| Given request |
Copy every entry exactly.

| Data shown |
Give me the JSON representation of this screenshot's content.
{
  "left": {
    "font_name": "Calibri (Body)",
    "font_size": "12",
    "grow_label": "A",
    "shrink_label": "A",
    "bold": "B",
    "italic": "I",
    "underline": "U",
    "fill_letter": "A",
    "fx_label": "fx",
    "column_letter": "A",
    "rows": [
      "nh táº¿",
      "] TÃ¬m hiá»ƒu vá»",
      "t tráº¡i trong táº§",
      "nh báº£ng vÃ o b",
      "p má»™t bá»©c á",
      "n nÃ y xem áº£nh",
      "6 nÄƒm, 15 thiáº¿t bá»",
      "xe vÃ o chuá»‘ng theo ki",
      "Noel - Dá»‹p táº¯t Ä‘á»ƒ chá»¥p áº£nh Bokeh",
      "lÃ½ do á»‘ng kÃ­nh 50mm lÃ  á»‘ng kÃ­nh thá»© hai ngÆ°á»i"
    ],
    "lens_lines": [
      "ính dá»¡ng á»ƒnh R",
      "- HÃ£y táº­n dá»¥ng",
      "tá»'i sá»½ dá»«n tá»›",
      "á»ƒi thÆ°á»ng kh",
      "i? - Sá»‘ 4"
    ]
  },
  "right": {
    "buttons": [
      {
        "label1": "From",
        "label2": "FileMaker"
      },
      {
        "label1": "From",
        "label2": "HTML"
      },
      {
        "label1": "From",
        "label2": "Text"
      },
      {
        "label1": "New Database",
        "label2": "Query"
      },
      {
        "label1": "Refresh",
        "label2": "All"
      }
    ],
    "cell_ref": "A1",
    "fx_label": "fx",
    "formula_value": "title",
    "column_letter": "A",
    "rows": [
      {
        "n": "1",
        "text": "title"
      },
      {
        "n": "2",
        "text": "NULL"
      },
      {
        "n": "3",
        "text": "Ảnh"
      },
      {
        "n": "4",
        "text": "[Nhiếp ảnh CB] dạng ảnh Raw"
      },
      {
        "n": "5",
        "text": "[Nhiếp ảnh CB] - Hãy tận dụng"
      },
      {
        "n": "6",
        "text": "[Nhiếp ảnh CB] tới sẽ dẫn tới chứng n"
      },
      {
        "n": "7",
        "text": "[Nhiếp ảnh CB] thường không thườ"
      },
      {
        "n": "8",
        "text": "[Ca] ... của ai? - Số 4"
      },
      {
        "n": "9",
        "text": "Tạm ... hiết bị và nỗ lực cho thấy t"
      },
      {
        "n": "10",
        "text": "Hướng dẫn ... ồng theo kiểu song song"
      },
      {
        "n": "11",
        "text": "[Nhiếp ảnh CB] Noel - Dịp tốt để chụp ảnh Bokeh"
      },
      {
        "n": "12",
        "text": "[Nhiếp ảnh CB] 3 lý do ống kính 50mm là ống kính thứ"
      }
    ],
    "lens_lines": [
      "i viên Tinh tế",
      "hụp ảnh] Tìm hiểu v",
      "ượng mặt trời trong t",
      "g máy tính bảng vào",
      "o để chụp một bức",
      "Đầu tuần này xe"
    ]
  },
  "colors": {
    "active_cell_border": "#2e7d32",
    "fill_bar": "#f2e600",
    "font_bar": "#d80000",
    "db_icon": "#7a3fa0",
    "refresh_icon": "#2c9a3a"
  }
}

| Task solution |
Give me the JSON representation of this screenshot's content.
{
  "left": {
    "font_name": "Calibri (Body)",
    "font_size": "12",
    "grow_label": "A",
    "shrink_label": "A",
    "bold": "B",
    "italic": "I",
    "underline": "U",
    "fill_letter": "A",
    "fx_label": "fx",
    "column_letter": "A",
    "rows": [
      "nh táº¿",
      "] TÃ¬m hiá»ƒu vá»",
      "t tráº¡i trong táº§",
      "nh báº£ng vÃ o b",
      "p má»™t bá»©c á",
      "n nÃ y xem áº£nh",
      "6 nÄƒm, 15 thiáº¿t bá»",
      "xe vÃ o chuá»‘ng theo ki",
      "Noel - Dá»‹p táº¯t Ä‘á»ƒ chá»¥p áº£nh Bokeh",
      "lÃ½ do á»‘ng kÃ­nh 50mm lÃ  á»‘ng kÃ­nh thá»© hai ngÆ°á»i"
    ],
    "lens_lines": [
      "ính dá»¡ng á»ƒnh R",
      "- HÃ£y táº­n dá»¥ng",
      "tá»'i sá»½ dá»«n tá»›",
      "á»ƒi thÆ°á»ng kh",
      "i? - Sá»‘ 4"
    ]
  },
  "right": {
    "buttons": [
      {
        "label1": "From",
        "label2": "FileMaker"
      },
      {
        "label1": "From",
        "label2": "HTML"
      },
      {
        "label1": "From",
        "label2": "Text"
      },
      {
        "label1": "New Database",
        "label2": "Query"
      },
      {
        "label1": "Refresh",
        "label2": "All"
      }
    ],
    "cell_ref": "A1",
    "fx_label": "fx",
    "formula_value": "title",
    "column_letter": "A",
    "rows": [
      {
        "n": "1",
        "text": "title"
      },
      {
        "n": "2",
        "text": "NULL"
      },
      {
        "n": "3",
        "text": "Ảnh"
      },
      {
        "n": "4",
        "text": "[Nhiếp ảnh CB] dạng ảnh Raw"
      },
      {
        "n": "5",
        "text": "[Nhiếp ảnh CB] - Hãy tận dụng"
      },
      {
        "n": "6",
        "text": "[Nhiếp ảnh CB] tới sẽ dẫn tới chứng n"
      },
      {
        "n": "7",
        "text": "[Nhiếp ảnh CB] thường không thườ"
      },
      {
        "n": "8",
        "text": "[Ca] ... của ai? - Số 4"
      },
      {
        "n": "9",
        "text": "Tạm ... hiết bị và nỗ lực cho thấy t"
      },
      {
        "n": "10",
        "text": "Hướng dẫn ... ồng theo kiểu song song"
      },
      {
        "n": "11",
        "text": "[Nhiếp ảnh CB] Noel - Dịp tốt để chụp ảnh Bokeh"
      },
      {
        "n": "12",
        "text": "[Nhiếp ảnh CB] 3 lý do ống kính 50mm là ống kính thứ"
      }
    ],
    "lens_lines": [
      "i viên Tinh tế",
      "hụp ảnh] Tìm hiểu v",
      "ượng mặt trời trong t",
      "g máy tính bảng vào",
      "o để chụp một bức",
      "Đầu tuần này xe"
    ]
  },
  "colors": {
    "active_cell_border": "#2e7d32",
    "fill_bar": "#f2e600",
    "font_bar": "#d80000",
    "db_icon": "#7a3fa0",
    "refresh_icon": "#2c9a3a"
  }
}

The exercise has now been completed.